● **Given records**:
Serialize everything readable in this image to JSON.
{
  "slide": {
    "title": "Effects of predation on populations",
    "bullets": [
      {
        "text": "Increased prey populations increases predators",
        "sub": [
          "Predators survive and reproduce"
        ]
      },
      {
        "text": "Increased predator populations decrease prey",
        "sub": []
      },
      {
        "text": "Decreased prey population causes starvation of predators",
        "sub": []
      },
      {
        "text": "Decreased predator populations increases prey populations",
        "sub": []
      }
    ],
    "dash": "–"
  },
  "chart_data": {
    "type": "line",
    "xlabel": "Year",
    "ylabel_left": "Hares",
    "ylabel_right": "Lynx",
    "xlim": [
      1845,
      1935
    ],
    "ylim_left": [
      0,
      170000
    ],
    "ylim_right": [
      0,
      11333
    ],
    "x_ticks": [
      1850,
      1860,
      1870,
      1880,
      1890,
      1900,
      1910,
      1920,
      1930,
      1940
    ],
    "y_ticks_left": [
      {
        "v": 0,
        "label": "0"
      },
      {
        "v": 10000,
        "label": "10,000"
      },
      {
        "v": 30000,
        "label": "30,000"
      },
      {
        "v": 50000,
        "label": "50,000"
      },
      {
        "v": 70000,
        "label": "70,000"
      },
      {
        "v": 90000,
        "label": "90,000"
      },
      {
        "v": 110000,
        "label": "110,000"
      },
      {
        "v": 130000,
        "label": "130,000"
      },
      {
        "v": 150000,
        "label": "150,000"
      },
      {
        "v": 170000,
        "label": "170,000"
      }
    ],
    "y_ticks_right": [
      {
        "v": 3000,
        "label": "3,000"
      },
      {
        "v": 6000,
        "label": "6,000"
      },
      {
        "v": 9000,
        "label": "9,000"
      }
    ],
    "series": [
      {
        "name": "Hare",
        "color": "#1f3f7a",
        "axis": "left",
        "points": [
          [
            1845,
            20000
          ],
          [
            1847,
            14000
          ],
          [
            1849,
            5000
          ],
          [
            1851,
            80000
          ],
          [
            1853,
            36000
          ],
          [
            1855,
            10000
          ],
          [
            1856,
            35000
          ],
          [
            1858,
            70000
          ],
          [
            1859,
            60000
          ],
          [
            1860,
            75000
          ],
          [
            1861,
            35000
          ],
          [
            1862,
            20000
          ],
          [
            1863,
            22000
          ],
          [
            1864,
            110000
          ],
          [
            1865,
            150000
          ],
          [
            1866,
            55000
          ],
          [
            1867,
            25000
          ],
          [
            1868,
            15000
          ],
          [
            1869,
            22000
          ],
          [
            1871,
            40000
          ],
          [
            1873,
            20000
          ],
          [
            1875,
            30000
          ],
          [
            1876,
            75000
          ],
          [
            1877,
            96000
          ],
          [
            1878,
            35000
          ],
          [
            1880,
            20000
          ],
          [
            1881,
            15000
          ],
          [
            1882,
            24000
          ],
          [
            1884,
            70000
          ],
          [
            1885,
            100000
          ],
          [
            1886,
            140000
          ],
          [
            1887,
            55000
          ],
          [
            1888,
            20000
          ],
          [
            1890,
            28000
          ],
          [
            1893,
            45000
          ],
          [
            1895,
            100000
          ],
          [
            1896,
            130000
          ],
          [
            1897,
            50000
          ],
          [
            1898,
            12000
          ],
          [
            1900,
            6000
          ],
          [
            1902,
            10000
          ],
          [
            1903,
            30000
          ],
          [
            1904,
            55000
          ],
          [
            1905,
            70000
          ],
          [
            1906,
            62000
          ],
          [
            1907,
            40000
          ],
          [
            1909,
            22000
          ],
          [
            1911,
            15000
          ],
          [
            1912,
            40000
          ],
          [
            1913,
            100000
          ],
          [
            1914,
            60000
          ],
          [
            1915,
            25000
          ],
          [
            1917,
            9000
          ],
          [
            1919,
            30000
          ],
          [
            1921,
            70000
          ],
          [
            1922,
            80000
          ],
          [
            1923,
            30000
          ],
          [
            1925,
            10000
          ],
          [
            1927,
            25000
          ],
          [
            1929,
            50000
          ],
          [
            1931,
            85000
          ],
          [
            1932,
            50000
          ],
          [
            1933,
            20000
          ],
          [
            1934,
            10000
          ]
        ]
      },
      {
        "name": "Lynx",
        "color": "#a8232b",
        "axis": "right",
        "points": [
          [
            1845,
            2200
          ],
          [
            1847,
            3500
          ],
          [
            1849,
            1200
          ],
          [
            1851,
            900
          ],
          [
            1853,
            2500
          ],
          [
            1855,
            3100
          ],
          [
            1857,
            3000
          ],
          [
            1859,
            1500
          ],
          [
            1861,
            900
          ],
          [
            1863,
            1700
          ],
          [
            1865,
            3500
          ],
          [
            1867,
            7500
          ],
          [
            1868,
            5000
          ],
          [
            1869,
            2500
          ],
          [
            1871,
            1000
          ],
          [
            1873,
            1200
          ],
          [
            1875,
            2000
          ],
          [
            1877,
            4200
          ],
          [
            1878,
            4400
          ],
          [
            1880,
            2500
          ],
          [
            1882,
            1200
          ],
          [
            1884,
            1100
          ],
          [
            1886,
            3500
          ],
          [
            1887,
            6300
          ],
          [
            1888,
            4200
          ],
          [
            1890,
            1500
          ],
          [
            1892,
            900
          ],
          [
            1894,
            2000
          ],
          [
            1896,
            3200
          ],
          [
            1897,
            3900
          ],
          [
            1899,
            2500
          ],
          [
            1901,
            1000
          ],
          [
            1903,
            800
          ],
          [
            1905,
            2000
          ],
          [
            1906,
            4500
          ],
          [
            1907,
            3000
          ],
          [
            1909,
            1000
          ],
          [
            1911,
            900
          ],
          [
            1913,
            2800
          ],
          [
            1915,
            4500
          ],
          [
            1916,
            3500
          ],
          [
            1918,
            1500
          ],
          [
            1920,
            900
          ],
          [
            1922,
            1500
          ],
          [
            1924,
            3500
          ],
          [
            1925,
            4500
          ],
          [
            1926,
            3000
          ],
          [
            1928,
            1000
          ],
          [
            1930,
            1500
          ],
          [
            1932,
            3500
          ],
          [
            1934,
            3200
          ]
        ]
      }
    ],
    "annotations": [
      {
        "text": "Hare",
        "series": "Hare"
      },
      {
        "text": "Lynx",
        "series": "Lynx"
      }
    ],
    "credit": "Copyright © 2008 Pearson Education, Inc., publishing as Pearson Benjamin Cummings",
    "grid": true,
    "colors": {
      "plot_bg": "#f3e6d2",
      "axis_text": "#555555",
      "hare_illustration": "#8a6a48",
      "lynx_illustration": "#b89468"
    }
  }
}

● **The problem**: Repeat the data exactly. Leave nothing out.

● **Result for this exercise**:
Serialize everything readable in this image to JSON.
{
  "slide": {
    "title": "Effects of predation on populations",
    "bullets": [
      {
        "text": "Increased prey populations increases predators",
        "sub": [
          "Predators survive and reproduce"
        ]
      },
      {
        "text": "Increased predator populations decrease prey",
        "sub": []
      },
      {
        "text": "Decreased prey population causes starvation of predators",
        "sub": []
      },
      {
        "text": "Decreased predator populations increases prey populations",
        "sub": []
      }
    ],
    "dash": "–"
  },
  "chart_data": {
    "type": "line",
    "xlabel": "Year",
    "ylabel_left": "Hares",
    "ylabel_right": "Lynx",
    "xlim": [
      1845,
      1935
    ],
    "ylim_left": [
      0,
      170000
    ],
    "ylim_right": [
      0,
      11333
    ],
    "x_ticks": [
      1850,
      1860,
      1870,
      1880,
      1890,
      1900,
      1910,
      1920,
      1930,
      1940
    ],
    "y_ticks_left": [
      {
        "v": 0,
        "label": "0"
      },
      {
        "v": 10000,
        "label": "10,000"
      },
      {
        "v": 30000,
        "label": "30,000"
      },
      {
        "v": 50000,
        "label": "50,000"
      },
      {
        "v": 70000,
        "label": "70,000"
      },
      {
        "v": 90000,
        "label": "90,000"
      },
      {
        "v": 110000,
        "label": "110,000"
      },
      {
        "v": 130000,
        "label": "130,000"
      },
      {
        "v": 150000,
        "label": "150,000"
      },
      {
        "v": 170000,
        "label": "170,000"
      }
    ],
    "y_ticks_right": [
      {
        "v": 3000,
        "label": "3,000"
      },
      {
        "v": 6000,
        "label": "6,000"
      },
      {
        "v": 9000,
        "label": "9,000"
      }
    ],
    "series": [
      {
        "name": "Hare",
        "color": "#1f3f7a",
        "axis": "left",
        "points": [
          [
            1845,
            20000
          ],
          [
            1847,
            14000
          ],
          [
            1849,
            5000
          ],
          [
            1851,
            80000
          ],
          [
            1853,
            36000
          ],
          [
            1855,
            10000
          ],
          [
            1856,
            35000
          ],
          [
            1858,
            70000
          ],
          [
            1859,
            60000
          ],
          [
            1860,
            75000
          ],
          [
            1861,
            35000
          ],
          [
            1862,
            20000
          ],
          [
            1863,
            22000
          ],
          [
            1864,
            110000
          ],
          [
            1865,
            150000
          ],
          [
            1866,
            55000
          ],
          [
            1867,
            25000
          ],
          [
            1868,
            15000
          ],
          [
            1869,
            22000
          ],
          [
            1871,
            40000
          ],
          [
            1873,
            20000
          ],
          [
            1875,
            30000
          ],
          [
            1876,
            75000
          ],
          [
            1877,
            96000
          ],
          [
            1878,
            35000
          ],
          [
            1880,
            20000
          ],
          [
            1881,
            15000
          ],
          [
            1882,
            24000
          ],
          [
            1884,
            70000
          ],
          [
            1885,
            100000
          ],
          [
            1886,
            140000
          ],
          [
            1887,
            55000
          ],
          [
            1888,
            20000
          ],
          [
            1890,
            28000
          ],
          [
            1893,
            45000
          ],
          [
            1895,
            100000
          ],
          [
            1896,
            130000
          ],
          [
            1897,
            50000
          ],
          [
            1898,
            12000
          ],
          [
            1900,
            6000
          ],
          [
            1902,
            10000
          ],
          [
            1903,
            30000
          ],
          [
            1904,
            55000
          ],
          [
            1905,
            70000
          ],
          [
            1906,
            62000
          ],
          [
            1907,
            40000
          ],
          [
            1909,
            22000
          ],
          [
            1911,
            15000
          ],
          [
            1912,
            40000
          ],
          [
            1913,
            100000
          ],
          [
            1914,
            60000
          ],
          [
            1915,
            25000
          ],
          [
            1917,
            9000
          ],
          [
            1919,
            30000
          ],
          [
            1921,
            70000
          ],
          [
            1922,
            80000
          ],
          [
            1923,
            30000
          ],
          [
            1925,
            10000
          ],
          [
            1927,
            25000
          ],
          [
            1929,
            50000
          ],
          [
            1931,
            85000
          ],
          [
            1932,
            50000
          ],
          [
            1933,
            20000
          ],
          [
            1934,
            10000
          ]
        ]
      },
      {
        "name": "Lynx",
        "color": "#a8232b",
        "axis": "right",
        "points": [
          [
            1845,
            2200
          ],
          [
            1847,
            3500
          ],
          [
            1849,
            1200
          ],
          [
            1851,
            900
          ],
          [
            1853,
            2500
          ],
          [
            1855,
            3100
          ],
          [
            1857,
            3000
          ],
          [
            1859,
            1500
          ],
          [
            1861,
            900
          ],
          [
            1863,
            1700
          ],
          [
            1865,
            3500
          ],
          [
            1867,
            7500
          ],
          [
            1868,
            5000
          ],
          [
            1869,
            2500
          ],
          [
            1871,
            1000
          ],
          [
            1873,
            1200
          ],
          [
            1875,
            2000
          ],
          [
            1877,
            4200
          ],
          [
            1878,
            4400
          ],
          [
            1880,
            2500
          ],
          [
            1882,
            1200
          ],
          [
            1884,
            1100
          ],
          [
            1886,
            3500
          ],
          [
            1887,
            6300
          ],
          [
            1888,
            4200
          ],
          [
            1890,
            1500
          ],
          [
            1892,
            900
          ],
          [
            1894,
            2000
          ],
          [
            1896,
            3200
          ],
          [
            1897,
            3900
          ],
          [
            1899,
            2500
          ],
          [
            1901,
            1000
          ],
          [
            1903,
            800
          ],
          [
            1905,
            2000
          ],
          [
            1906,
            4500
          ],
          [
            1907,
            3000
          ],
          [
            1909,
            1000
          ],
          [
            1911,
            900
          ],
          [
            1913,
            2800
          ],
          [
            1915,
            4500
          ],
          [
            1916,
            3500
          ],
          [
            1918,
            1500
          ],
          [
            1920,
            900
          ],
          [
            1922,
            1500
          ],
          [
            1924,
            3500
          ],
          [
            1925,
            4500
          ],
          [
            1926,
            3000
          ],
          [
            1928,
            1000
          ],
          [
            1930,
            1500
          ],
          [
            1932,
            3500
          ],
          [
            1934,
            3200
          ]
        ]
      }
    ],
    "annotations": [
      {
        "text": "Hare",
        "series": "Hare"
      },
      {
        "text": "Lynx",
        "series": "Lynx"
      }
    ],
    "credit": "Copyright © 2008 Pearson Education, Inc., publishing as Pearson Benjamin Cummings",
    "grid": true,
    "colors": {
      "plot_bg": "#f3e6d2",
      "axis_text": "#555555",
      "hare_illustration": "#8a6a48",
      "lynx_illustration": "#b89468"
    }
  }
}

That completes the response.